Consigne donnée:
Transcrivez mot pour mot le passage de l'extrait ci-dessous sur le rugby fidjien, depuis « Épaté par cette » jusqu'à « l’ambassade de France. ».
··· Extrait du document ···
Épaté par cette réussite, l’IRB (ancêtre de World Rugby), lui offre 500 000 dollars fidjiens pour continuer le développement du pays. Cependant, tout ne se passera pas comme prévu. « Je n’ai rien vu de cet argent, car la fédération fidjienne l’a utilisé pour payer le nouveau sélectionneur de l’époque, Wayne Pivac. À la fin de l’année (2004), l’IRB est venu et j’ai dû leur dire. La fédération ne m'a pas conservé. » Après cette histoire, Franck Boivert reste malgré tout dans l’archipel et retient une leçon, ses prochaines subventions seront conservées par ses soins, à l’ambassade de France.
Les génies fidjiens, du Pacifique au Top 14
Trois années après, les Fidji brillent à la Coupe du monde 2007 et se qualifient en quart de finale. « La fédération des Fidji a gardé mon programme d’entraînement après mon départ. Dans le Pacifique, tout le monde me disait que c’était grâce à cela que les Fidji avaient atteint leur niveau exceptionnel. Je ne sais pas si c’est vrai, mais ma foi, si les gens le disent », se remémore Franck Boivert.
Quelque temps après, il entraîne l’équipe des moins de 20 ans, puis l’équipe senior, de Nadroga, une des provinces du pays. Sur sa première saison, l’équipe est invaincue et devient championne. Sur cette aventure, des joueurs comme Peceli Yato (163 matchs avec l’ASM Clermont), Peni Ravai (94 matchs avec l’UBB, Aurillac et Clermont) ou Alivereti Raka (naturalisé et international français comptant 5 sélections) vont être formés par Franck Boivert. Plusieurs de ses anciens joueurs fleurissent aujourd’hui au niveau international.
··· Informations fournies ···
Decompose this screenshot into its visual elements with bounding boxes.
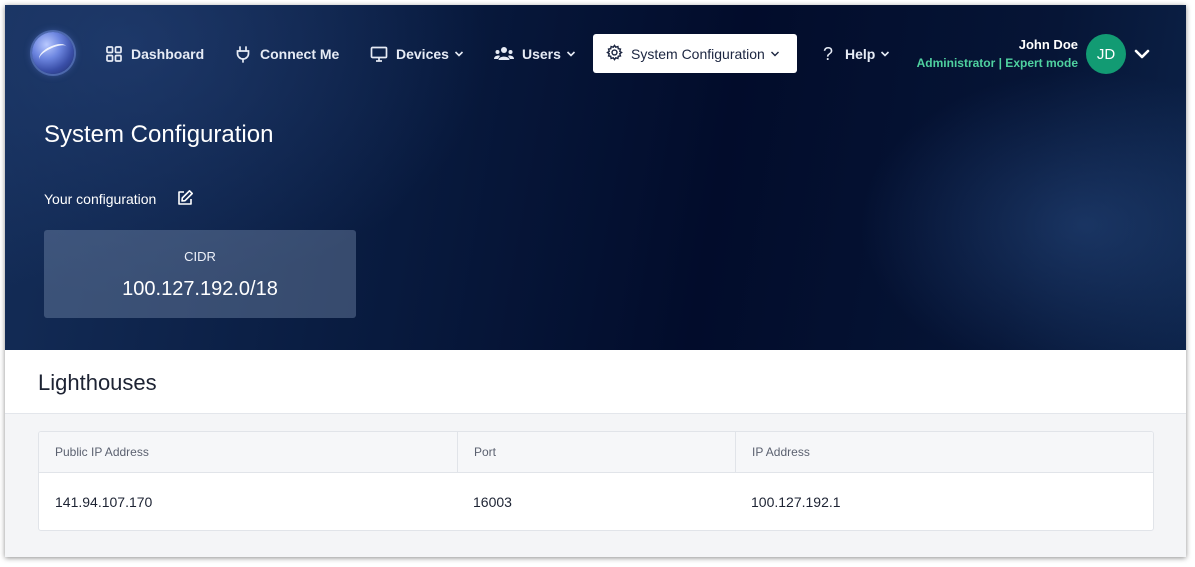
···
Réponse complète:
Épaté par cette réussite, l’IRB (ancêtre de World Rugby), lui offre 500 000 dollars fidjiens pour continuer le développement du pays. Cependant, tout ne se passera pas comme prévu. « Je n’ai rien vu de cet argent, car la fédération fidjienne l’a utilisé pour payer le nouveau sélectionneur de l’époque, Wayne Pivac. À la fin de l’année (2004), l’IRB est venu et j’ai dû leur dire. La fédération ne m'a pas conservé. » Après cette histoire, Franck Boivert reste malgré tout dans l’archipel et retient une leçon, ses prochaines subventions seront conservées par ses soins, à l’ambassade de France.